Objective
Write out every entry exactly as it appears.

Data shown

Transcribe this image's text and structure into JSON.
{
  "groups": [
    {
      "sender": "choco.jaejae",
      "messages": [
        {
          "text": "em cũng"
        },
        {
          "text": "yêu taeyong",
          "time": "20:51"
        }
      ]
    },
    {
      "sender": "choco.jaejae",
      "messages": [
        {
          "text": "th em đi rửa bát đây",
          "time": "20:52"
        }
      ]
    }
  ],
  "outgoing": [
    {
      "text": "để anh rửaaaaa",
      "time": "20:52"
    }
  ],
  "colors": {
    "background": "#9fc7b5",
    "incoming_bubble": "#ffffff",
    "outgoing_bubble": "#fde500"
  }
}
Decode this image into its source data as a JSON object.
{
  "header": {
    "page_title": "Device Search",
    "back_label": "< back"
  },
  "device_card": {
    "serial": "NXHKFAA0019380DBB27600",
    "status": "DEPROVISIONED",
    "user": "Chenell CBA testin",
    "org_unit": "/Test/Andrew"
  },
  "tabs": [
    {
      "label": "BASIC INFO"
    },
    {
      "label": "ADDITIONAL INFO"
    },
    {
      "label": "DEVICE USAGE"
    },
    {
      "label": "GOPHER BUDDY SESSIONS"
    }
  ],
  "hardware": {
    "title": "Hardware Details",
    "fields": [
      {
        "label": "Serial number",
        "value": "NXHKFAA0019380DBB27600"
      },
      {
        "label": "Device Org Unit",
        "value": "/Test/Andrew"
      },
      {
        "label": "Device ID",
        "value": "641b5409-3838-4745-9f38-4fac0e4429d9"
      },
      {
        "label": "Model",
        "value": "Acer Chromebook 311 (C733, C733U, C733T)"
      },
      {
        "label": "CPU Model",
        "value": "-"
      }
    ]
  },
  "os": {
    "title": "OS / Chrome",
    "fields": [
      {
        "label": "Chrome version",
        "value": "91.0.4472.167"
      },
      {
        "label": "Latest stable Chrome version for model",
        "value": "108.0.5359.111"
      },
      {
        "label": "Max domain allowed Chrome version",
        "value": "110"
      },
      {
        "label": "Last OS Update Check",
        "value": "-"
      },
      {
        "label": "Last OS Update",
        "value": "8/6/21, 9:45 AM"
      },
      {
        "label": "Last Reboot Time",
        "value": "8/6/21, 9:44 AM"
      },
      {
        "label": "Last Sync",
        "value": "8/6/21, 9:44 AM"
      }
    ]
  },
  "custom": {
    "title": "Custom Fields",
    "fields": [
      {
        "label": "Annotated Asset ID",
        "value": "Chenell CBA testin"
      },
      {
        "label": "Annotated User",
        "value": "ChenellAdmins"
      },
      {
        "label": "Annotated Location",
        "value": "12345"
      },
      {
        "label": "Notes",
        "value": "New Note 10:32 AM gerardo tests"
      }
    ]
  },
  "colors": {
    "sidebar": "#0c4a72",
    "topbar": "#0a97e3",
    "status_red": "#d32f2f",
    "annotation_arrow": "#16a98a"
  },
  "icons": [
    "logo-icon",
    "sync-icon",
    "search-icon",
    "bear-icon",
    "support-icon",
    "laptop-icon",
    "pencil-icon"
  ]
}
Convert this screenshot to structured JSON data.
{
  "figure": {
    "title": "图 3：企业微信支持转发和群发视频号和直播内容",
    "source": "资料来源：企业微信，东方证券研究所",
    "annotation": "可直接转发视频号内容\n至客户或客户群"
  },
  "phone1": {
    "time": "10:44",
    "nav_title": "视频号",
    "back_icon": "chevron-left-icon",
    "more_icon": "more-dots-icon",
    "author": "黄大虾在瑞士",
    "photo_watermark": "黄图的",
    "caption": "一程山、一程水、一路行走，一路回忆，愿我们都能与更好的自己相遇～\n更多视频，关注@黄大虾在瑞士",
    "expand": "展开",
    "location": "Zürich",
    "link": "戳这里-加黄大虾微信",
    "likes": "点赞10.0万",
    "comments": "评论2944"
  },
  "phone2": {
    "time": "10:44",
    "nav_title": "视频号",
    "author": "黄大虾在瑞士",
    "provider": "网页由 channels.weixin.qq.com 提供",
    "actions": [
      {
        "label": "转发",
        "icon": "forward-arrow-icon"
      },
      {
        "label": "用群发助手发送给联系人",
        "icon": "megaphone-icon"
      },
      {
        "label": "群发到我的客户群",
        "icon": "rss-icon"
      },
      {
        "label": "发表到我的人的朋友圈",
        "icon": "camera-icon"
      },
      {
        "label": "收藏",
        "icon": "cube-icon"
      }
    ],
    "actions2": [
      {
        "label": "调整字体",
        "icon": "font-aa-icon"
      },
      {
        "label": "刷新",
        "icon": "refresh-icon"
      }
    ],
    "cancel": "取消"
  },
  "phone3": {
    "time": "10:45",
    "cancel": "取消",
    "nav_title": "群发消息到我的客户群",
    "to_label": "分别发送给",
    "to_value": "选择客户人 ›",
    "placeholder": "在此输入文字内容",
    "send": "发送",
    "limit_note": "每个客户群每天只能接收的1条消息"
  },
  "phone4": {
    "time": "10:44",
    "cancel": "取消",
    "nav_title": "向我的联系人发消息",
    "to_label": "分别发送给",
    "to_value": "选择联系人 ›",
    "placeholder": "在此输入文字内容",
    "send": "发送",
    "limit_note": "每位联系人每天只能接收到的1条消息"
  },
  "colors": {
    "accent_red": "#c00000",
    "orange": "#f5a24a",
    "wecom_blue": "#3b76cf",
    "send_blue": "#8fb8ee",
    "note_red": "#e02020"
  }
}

Output of the exercise
Transcribe this image's text and structure into JSON.
{
  "groups": [
    {
      "sender": "choco.jaejae",
      "messages": [
        {
          "text": "em cũng"
        },
        {
          "text": "yêu taeyong",
          "time": "20:51"
        }
      ]
    },
    {
      "sender": "choco.jaejae",
      "messages": [
        {
          "text": "th em đi rửa bát đây",
          "time": "20:52"
        }
      ]
    }
  ],
  "outgoing": [
    {
      "text": "để anh rửaaaaa",
      "time": "20:52"
    }
  ],
  "colors": {
    "background": "#9fc7b5",
    "incoming_bubble": "#ffffff",
    "outgoing_bubble": "#fde500"
  }
}
Decode this image into its source data as a JSON object.
{
  "header": {
    "page_title": "Device Search",
    "back_label": "< back"
  },
  "device_card": {
    "serial": "NXHKFAA0019380DBB27600",
    "status": "DEPROVISIONED",
    "user": "Chenell CBA testin",
    "org_unit": "/Test/Andrew"
  },
  "tabs": [
    {
      "label": "BASIC INFO"
    },
    {
      "label": "ADDITIONAL INFO"
    },
    {
      "label": "DEVICE USAGE"
    },
    {
      "label": "GOPHER BUDDY SESSIONS"
    }
  ],
  "hardware": {
    "title": "Hardware Details",
    "fields": [
      {
        "label": "Serial number",
        "value": "NXHKFAA0019380DBB27600"
      },
      {
        "label": "Device Org Unit",
        "value": "/Test/Andrew"
      },
      {
        "label": "Device ID",
        "value": "641b5409-3838-4745-9f38-4fac0e4429d9"
      },
      {
        "label": "Model",
        "value": "Acer Chromebook 311 (C733, C733U, C733T)"
      },
      {
        "label": "CPU Model",
        "value": "-"
      }
    ]
  },
  "os": {
    "title": "OS / Chrome",
    "fields": [
      {
        "label": "Chrome version",
        "value": "91.0.4472.167"
      },
      {
        "label": "Latest stable Chrome version for model",
        "value": "108.0.5359.111"
      },
      {
        "label": "Max domain allowed Chrome version",
        "value": "110"
      },
      {
        "label": "Last OS Update Check",
        "value": "-"
      },
      {
        "label": "Last OS Update",
        "value": "8/6/21, 9:45 AM"
      },
      {
        "label": "Last Reboot Time",
        "value": "8/6/21, 9:44 AM"
      },
      {
        "label": "Last Sync",
        "value": "8/6/21, 9:44 AM"
      }
    ]
  },
  "custom": {
    "title": "Custom Fields",
    "fields": [
      {
        "label": "Annotated Asset ID",
        "value": "Chenell CBA testin"
      },
      {
        "label": "Annotated User",
        "value": "ChenellAdmins"
      },
      {
        "label": "Annotated Location",
        "value": "12345"
      },
      {
        "label": "Notes",
        "value": "New Note 10:32 AM gerardo tests"
      }
    ]
  },
  "colors": {
    "sidebar": "#0c4a72",
    "topbar": "#0a97e3",
    "status_red": "#d32f2f",
    "annotation_arrow": "#16a98a"
  },
  "icons": [
    "logo-icon",
    "sync-icon",
    "search-icon",
    "bear-icon",
    "support-icon",
    "laptop-icon",
    "pencil-icon"
  ]
}
Convert this screenshot to structured JSON data.
{
  "figure": {
    "title": "图 3：企业微信支持转发和群发视频号和直播内容",
    "source": "资料来源：企业微信，东方证券研究所",
    "annotation": "可直接转发视频号内容\n至客户或客户群"
  },
  "phone1": {
    "time": "10:44",
    "nav_title": "视频号",
    "back_icon": "chevron-left-icon",
    "more_icon": "more-dots-icon",
    "author": "黄大虾在瑞士",
    "photo_watermark": "黄图的",
    "caption": "一程山、一程水、一路行走，一路回忆，愿我们都能与更好的自己相遇～\n更多视频，关注@黄大虾在瑞士",
    "expand": "展开",
    "location": "Zürich",
    "link": "戳这里-加黄大虾微信",
    "likes": "点赞10.0万",
    "comments": "评论2944"
  },
  "phone2": {
    "time": "10:44",
    "nav_title": "视频号",
    "author": "黄大虾在瑞士",
    "provider": "网页由 channels.weixin.qq.com 提供",
    "actions": [
      {
        "label": "转发",
        "icon": "forward-arrow-icon"
      },
      {
        "label": "用群发助手发送给联系人",
        "icon": "megaphone-icon"
      },
      {
        "label": "群发到我的客户群",
        "icon": "rss-icon"
      },
      {
        "label": "发表到我的人的朋友圈",
        "icon": "camera-icon"
      },
      {
        "label": "收藏",
        "icon": "cube-icon"
      }
    ],
    "actions2": [
      {
        "label": "调整字体",
        "icon": "font-aa-icon"
      },
      {
        "label": "刷新",
        "icon": "refresh-icon"
      }
    ],
    "cancel": "取消"
  },
  "phone3": {
    "time": "10:45",
    "cancel": "取消",
    "nav_title": "群发消息到我的客户群",
    "to_label": "分别发送给",
    "to_value": "选择客户人 ›",
    "placeholder": "在此输入文字内容",
    "send": "发送",
    "limit_note": "每个客户群每天只能接收的1条消息"
  },
  "phone4": {
    "time": "10:44",
    "cancel": "取消",
    "nav_title": "向我的联系人发消息",
    "to_label": "分别发送给",
    "to_value": "选择联系人 ›",
    "placeholder": "在此输入文字内容",
    "send": "发送",
    "limit_note": "每位联系人每天只能接收到的1条消息"
  },
  "colors": {
    "accent_red": "#c00000",
    "orange": "#f5a24a",
    "wecom_blue": "#3b76cf",
    "send_blue": "#8fb8ee",
    "note_red": "#e02020"
  }
}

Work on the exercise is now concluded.